▶ _Written problem_
Pull out every line of the listing below where "potatoes" appears.

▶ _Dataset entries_
▬▬▬▬▬▬▬▬▬▬
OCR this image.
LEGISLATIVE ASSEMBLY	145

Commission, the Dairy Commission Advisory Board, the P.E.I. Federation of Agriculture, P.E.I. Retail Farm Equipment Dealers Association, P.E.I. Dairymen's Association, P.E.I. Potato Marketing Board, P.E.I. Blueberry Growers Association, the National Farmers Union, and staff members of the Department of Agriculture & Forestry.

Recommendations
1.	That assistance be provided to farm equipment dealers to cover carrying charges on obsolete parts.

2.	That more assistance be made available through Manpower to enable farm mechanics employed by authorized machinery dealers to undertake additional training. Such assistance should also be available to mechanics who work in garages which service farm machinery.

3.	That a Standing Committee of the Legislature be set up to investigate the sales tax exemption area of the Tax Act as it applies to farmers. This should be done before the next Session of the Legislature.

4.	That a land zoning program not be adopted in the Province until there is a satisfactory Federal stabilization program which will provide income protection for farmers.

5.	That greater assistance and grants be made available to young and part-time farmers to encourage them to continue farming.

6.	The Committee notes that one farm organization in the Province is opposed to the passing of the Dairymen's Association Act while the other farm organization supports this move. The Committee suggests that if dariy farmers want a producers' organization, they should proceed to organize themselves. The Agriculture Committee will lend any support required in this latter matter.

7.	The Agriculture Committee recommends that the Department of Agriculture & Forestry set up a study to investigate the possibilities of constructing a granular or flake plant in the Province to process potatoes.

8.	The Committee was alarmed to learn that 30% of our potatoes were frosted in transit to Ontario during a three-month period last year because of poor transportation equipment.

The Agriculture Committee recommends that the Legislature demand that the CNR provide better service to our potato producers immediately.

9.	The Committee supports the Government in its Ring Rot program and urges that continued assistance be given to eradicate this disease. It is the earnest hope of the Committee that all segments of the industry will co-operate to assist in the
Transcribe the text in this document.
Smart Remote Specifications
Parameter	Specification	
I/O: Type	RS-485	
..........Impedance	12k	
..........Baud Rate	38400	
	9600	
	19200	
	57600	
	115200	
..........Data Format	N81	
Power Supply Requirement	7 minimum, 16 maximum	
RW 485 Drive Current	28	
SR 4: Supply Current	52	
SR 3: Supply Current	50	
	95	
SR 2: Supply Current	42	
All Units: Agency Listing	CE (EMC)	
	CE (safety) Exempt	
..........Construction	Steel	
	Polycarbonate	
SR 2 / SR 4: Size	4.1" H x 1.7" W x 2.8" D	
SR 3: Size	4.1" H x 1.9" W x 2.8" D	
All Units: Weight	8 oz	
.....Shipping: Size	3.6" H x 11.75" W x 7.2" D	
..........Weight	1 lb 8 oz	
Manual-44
▬▬▬▬▬▬▬▬▬▬
▶ _Written response_
7.	The Agriculture Committee recommends that the Department of Agriculture & Forestry set up a study to investigate the possibilities of constructing a granular or flake plant in the Province to process potatoes.
8.	The Committee was alarmed to learn that 30% of our potatoes were frosted in transit to Ontario during a three-month period last year because of poor transportation equipment.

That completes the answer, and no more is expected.